▼

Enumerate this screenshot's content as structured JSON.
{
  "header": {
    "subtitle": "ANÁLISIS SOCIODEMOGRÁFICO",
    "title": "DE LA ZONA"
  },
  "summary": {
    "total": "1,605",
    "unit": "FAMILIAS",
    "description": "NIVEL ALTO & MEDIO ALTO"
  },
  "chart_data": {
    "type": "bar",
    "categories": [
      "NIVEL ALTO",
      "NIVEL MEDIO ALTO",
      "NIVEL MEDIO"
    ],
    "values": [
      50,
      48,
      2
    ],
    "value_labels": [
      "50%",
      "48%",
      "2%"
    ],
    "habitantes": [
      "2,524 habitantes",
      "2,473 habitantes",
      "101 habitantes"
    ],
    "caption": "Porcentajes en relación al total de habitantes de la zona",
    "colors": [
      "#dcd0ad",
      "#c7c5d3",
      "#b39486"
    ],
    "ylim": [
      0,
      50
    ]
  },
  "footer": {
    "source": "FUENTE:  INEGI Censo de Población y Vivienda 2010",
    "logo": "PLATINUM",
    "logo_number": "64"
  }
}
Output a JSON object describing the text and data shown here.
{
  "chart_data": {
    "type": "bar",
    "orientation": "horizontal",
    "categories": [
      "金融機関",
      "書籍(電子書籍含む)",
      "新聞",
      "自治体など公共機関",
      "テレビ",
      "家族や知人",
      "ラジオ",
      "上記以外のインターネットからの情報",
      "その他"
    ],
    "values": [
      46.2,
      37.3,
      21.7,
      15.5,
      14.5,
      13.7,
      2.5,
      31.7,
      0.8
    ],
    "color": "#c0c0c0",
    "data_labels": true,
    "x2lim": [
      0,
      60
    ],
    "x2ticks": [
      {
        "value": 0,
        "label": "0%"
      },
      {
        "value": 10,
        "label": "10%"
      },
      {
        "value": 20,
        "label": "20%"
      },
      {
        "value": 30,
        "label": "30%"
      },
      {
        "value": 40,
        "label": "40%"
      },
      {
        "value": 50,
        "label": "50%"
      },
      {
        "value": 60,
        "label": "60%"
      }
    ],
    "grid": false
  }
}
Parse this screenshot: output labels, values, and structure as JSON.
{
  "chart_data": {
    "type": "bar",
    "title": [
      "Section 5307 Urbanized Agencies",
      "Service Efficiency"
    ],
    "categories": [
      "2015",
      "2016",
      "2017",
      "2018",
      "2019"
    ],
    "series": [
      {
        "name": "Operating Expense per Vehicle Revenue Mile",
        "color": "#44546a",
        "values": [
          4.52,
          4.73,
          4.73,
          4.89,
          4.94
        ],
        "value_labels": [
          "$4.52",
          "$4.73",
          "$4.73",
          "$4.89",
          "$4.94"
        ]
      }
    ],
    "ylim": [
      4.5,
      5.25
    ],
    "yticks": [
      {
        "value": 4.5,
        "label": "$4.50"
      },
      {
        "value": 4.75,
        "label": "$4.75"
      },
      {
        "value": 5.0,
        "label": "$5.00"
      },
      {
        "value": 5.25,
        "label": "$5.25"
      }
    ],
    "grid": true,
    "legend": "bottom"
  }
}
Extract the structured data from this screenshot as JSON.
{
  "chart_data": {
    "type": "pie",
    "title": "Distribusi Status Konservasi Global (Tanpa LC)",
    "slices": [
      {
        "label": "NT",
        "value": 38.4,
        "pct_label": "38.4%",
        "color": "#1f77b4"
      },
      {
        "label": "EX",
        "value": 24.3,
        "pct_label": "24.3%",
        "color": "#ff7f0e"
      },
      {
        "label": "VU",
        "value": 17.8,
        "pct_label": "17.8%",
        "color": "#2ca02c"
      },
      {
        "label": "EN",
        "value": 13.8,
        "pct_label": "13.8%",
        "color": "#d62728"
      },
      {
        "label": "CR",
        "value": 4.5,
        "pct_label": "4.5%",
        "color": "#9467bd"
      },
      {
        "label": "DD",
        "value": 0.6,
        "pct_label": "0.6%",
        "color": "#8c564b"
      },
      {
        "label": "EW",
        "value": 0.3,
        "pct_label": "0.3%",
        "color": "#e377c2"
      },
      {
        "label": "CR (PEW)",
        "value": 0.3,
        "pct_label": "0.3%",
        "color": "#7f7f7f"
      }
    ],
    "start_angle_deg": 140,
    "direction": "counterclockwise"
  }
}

▲

What you need to do. Pull out all lines in the data above that include "habitantes".

Response below.
    "habitantes": [
      "2,524 habitantes",
      "2,473 habitantes",
      "101 habitantes"
    "caption": "Porcentajes en relación al total de habitantes de la zona",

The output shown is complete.